***** ENTRIES PROVIDED

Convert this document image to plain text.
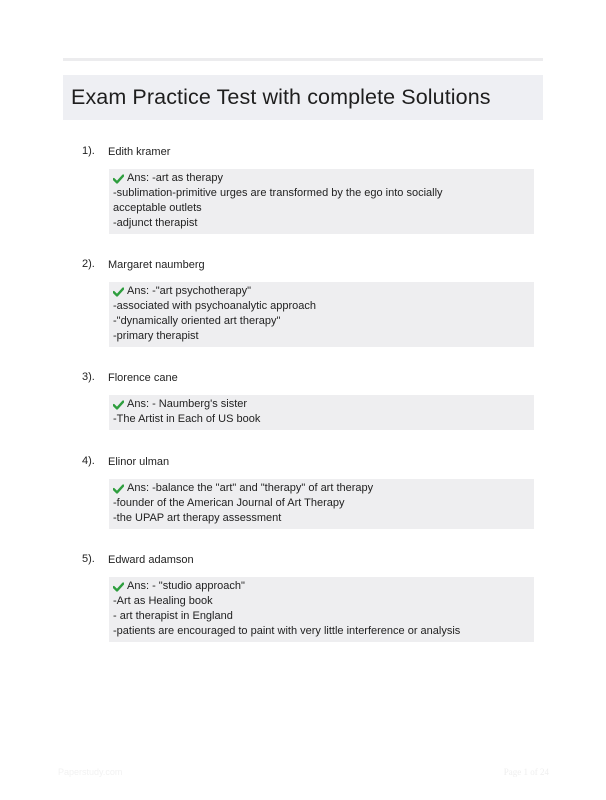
Exam Practice Test with complete Solutions
1). Edith kramer
Ans: -art as therapy
-sublimation-primitive urges are transformed by the ego into socially
acceptable outlets
-adjunct therapist
2). Margaret naumberg
Ans: -"art psychotherapy"
-associated with psychoanalytic approach
-"dynamically oriented art therapy"
-primary therapist
3). Florence cane
Ans: - Naumberg's sister
-The Artist in Each of US book
4). Elinor ulman
Ans: -balance the "art" and "therapy" of art therapy
-founder of the American Journal of Art Therapy
-the UPAP art therapy assessment
5). Edward adamson
Ans: - "studio approach"
-Art as Healing book
- art therapist in England
-patients are encouraged to paint with very little interference or analysis
Paperstudy.com	Page 1 of 24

**********

## [PROBLEM TO WORK ON]
All of the records above are to be written out exactly, minus their images.

## [EXERCISE RESPONSE]
Convert this document image to plain text.
Exam Practice Test with complete Solutions
1). Edith kramer
Ans: -art as therapy
-sublimation-primitive urges are transformed by the ego into socially
acceptable outlets
-adjunct therapist
2). Margaret naumberg
Ans: -"art psychotherapy"
-associated with psychoanalytic approach
-"dynamically oriented art therapy"
-primary therapist
3). Florence cane
Ans: - Naumberg's sister
-The Artist in Each of US book
4). Elinor ulman
Ans: -balance the "art" and "therapy" of art therapy
-founder of the American Journal of Art Therapy
-the UPAP art therapy assessment
5). Edward adamson
Ans: - "studio approach"
-Art as Healing book
- art therapist in England
-patients are encouraged to paint with very little interference or analysis
Paperstudy.com	Page 1 of 24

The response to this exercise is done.